Text block:
--- START ---

Symposium Participants: Alex Jahn
Partial Migration
“Irrespective
of the final result…a deeper understanding of the
partial bird migration system will reveal interesting aspects
of the evolution and coexistence of different life-history
solutions within populations.”
- Per Lundberg (1988)
Differential migration, in which conspecifics exhibit different migratory patterns such as distance and timing of migration, has been well documented in a number of migratory species (e.g., Ketterson and Nolan 1976). Under the umbrella term of differential migration, therefore, exist various intraspecific modifications to the migratory theme, each possibly reflecting species-specific evolutionary adaptive strategies to seasonality of limiting resources. As such, partial migration is generally considered to be a specialized case of differential migration (Alerstam and Hedenström 1998), in which some individuals of a population migrate away from the breeding grounds, while others are resident at or near the breeding grounds.
Migration generally occurs as a response to changes in climate and biotic resources, and is characterized by parameters (e.g., timing, energetics) which are shaped by evolutionary selective pressures associated with environmental changes in space and time (Gauthreaux 1982). What this means for the persistence of partial migration is that climate or resource availabilities must be highly variable from year to year but not so extreme to eradicate one of the alternative behaviors (but see Kaitala et al. 1993).
Such a stable condition would favor migratory behavior in some years and sedentary behavior in other years, as Dhont (1983) found for the partially migrant Stonechat (Saxicola torquata) in Europe. In this species, the number of overwintering birds on the breeding grounds was positively correlated with the previous winter’s temperatures, illustrating the strong selection pressures that at least some migratory bird species are under during harsh temperate winter conditions. Overall, birds are characterized by their ability to respond rapidly to variation in resources or climate. In fact, the genetic basis for migration exhibits a high potential for rapid evolution (Berthold 1991).

--- END ---

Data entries
--- START ---

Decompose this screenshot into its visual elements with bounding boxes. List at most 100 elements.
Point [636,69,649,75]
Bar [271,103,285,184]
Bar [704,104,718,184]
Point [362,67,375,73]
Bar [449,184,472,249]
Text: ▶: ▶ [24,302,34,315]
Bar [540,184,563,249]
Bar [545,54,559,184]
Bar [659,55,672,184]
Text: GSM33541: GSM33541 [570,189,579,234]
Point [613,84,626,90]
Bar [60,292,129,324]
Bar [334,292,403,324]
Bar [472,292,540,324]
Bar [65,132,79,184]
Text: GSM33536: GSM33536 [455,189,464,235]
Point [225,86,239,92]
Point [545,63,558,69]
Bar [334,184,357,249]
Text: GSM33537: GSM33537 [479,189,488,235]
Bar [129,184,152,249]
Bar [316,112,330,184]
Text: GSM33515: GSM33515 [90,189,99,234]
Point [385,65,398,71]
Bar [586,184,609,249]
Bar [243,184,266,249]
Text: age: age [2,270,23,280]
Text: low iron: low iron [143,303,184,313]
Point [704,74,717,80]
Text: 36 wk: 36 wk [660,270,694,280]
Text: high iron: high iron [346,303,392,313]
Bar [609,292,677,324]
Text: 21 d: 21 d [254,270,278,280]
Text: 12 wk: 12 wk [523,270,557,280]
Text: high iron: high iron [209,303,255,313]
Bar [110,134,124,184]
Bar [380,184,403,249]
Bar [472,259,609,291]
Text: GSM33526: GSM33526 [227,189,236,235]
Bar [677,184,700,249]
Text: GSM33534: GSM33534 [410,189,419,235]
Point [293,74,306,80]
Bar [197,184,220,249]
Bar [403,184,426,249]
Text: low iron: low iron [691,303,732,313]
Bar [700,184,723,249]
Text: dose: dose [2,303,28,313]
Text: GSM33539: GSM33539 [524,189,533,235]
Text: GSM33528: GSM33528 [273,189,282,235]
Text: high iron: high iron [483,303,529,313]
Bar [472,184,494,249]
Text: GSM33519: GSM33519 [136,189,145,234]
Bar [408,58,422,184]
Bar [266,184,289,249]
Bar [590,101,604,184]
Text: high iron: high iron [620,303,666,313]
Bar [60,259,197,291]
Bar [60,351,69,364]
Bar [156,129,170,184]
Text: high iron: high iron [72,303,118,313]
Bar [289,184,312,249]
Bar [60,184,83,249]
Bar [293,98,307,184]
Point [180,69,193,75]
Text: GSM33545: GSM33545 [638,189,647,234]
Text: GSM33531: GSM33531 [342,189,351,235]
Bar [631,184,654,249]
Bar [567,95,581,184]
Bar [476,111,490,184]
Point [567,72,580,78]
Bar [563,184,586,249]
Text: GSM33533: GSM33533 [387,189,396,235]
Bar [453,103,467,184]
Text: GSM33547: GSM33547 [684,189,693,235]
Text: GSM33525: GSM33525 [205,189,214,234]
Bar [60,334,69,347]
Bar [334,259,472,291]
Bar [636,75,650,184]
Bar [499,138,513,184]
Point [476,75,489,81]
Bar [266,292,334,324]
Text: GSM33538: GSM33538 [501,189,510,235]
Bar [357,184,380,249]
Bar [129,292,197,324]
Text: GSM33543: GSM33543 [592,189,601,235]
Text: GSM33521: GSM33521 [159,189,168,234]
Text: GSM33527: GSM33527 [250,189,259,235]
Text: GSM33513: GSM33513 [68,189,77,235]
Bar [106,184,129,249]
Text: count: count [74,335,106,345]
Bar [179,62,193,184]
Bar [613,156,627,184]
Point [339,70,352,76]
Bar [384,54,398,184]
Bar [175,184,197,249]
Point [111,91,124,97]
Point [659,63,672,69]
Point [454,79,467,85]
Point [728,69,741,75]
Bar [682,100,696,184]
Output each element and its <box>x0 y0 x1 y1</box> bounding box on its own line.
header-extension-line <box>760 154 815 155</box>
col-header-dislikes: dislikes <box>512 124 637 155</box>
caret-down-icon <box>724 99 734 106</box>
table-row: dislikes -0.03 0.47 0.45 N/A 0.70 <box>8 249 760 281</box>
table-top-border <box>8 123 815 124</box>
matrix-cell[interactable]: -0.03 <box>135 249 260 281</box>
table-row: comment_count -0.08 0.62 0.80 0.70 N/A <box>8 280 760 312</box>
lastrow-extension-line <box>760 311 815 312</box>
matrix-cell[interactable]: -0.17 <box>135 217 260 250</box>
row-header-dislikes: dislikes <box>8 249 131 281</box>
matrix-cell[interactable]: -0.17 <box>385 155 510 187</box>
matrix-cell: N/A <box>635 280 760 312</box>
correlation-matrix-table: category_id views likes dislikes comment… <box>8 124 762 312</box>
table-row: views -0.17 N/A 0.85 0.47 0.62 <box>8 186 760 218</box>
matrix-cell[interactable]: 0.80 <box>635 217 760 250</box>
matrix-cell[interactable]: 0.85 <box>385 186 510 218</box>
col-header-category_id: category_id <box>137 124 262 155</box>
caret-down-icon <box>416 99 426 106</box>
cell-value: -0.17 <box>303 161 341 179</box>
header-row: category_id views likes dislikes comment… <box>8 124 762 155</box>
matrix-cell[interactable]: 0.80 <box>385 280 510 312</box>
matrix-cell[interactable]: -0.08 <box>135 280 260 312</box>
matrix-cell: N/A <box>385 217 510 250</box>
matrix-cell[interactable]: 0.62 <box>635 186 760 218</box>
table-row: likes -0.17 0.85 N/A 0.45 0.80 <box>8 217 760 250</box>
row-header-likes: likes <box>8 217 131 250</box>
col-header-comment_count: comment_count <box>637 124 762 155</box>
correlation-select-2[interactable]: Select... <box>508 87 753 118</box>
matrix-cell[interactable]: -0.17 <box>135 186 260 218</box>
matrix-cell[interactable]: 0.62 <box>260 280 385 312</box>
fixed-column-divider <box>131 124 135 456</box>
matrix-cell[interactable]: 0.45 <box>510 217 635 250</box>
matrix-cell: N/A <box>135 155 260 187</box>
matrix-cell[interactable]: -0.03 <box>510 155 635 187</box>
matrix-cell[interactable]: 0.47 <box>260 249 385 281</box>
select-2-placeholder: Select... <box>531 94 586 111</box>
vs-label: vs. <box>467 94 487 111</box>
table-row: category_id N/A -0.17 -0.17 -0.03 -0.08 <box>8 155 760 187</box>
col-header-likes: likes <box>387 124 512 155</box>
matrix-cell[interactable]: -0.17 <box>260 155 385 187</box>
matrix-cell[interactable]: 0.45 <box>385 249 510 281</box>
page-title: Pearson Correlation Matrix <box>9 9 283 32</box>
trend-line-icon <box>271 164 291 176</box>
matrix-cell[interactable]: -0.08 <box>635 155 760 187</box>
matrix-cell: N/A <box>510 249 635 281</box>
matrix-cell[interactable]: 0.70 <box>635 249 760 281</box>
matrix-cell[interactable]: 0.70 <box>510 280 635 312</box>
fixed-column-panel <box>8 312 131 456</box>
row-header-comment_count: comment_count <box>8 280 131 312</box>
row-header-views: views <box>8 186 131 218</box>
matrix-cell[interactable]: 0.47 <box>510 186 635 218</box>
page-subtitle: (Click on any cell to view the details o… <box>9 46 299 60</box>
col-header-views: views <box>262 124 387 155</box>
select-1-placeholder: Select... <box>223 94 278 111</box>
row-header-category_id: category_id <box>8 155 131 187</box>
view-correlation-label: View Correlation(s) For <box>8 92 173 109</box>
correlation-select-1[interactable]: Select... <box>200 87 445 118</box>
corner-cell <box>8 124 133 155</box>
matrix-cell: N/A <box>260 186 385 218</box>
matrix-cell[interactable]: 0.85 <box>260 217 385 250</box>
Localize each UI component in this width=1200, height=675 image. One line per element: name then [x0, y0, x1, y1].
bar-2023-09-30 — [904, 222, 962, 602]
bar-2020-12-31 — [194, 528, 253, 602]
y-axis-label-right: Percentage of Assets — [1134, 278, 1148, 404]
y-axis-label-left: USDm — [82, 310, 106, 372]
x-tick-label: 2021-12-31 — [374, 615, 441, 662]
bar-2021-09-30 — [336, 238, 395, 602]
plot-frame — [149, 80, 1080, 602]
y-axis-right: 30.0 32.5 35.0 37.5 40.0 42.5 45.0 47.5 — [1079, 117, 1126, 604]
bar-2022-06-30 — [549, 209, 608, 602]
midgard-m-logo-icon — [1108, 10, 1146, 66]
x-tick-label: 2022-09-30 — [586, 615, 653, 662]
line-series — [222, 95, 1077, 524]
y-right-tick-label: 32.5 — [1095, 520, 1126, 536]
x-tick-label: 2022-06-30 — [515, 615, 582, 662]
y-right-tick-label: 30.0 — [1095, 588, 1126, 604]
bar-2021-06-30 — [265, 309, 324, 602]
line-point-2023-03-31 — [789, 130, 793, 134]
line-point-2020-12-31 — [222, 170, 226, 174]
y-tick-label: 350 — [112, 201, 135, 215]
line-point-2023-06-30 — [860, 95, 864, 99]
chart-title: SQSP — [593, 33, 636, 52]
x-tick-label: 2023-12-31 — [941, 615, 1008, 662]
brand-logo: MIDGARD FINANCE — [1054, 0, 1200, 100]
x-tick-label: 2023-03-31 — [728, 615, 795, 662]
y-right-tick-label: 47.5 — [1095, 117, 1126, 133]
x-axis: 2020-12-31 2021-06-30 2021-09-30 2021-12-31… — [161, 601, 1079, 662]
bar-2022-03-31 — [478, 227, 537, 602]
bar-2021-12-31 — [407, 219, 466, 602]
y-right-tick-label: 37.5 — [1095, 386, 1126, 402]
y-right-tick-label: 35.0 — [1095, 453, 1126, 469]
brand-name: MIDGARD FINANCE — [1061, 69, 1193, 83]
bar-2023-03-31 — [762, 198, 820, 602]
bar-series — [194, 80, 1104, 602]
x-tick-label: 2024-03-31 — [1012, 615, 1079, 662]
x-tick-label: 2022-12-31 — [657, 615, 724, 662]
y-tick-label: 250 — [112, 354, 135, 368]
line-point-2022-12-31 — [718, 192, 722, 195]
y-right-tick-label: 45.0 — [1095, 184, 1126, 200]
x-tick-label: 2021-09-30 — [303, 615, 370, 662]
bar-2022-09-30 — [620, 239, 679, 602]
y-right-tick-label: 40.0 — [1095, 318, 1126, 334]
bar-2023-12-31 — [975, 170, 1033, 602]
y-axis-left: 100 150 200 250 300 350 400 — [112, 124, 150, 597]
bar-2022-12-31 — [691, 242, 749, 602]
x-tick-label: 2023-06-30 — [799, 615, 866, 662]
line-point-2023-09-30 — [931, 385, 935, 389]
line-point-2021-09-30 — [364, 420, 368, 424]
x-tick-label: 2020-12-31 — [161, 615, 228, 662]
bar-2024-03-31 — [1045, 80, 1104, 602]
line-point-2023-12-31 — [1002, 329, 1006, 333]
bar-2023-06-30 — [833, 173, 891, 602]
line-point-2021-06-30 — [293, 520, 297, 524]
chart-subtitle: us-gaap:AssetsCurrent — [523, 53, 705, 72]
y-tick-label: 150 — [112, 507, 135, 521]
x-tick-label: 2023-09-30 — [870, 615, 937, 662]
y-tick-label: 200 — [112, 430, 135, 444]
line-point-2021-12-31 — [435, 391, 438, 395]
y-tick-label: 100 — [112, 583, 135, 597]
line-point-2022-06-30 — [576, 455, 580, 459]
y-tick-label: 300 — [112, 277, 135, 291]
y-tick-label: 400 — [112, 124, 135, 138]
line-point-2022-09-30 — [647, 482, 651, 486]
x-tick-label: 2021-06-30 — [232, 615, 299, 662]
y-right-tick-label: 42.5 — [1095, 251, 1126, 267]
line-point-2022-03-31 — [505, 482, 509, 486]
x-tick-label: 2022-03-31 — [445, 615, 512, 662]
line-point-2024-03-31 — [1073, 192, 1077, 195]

--- END ---

Required action A:
Answer these questions from the partial migration text:
(i) What is partial migration generally considered a specialized case of?
(ii) Which partially migrant species did Dhont (1983) study?
(iii) In that species, what was the number of overwintering birds on the breeding grounds positively correlated with?
Required action B:
Does each statement below agree with the partial migration text? Answer yes or no, and quote the words from the text that decide it.
(i) The quotation from Per Lundberg is dated 1988.
(ii) The genetic basis for migration shows a low potential for rapid evolution.
(iii) In partial migration, every individual of a population leaves the breeding grounds.

Expected output A:
(i) Differential migration.
(ii) The Stonechat (Saxicola torquata) in Europe.
(iii) The previous winter's temperatures.

Expected output B:
(i) Yes: "- Per Lundberg (1988)"
(ii) No: "the genetic basis for migration exhibits a high potential for rapid evolution"
(iii) No: "some individuals of a population migrate away from the breeding grounds, while others are resident at or near the breeding grounds"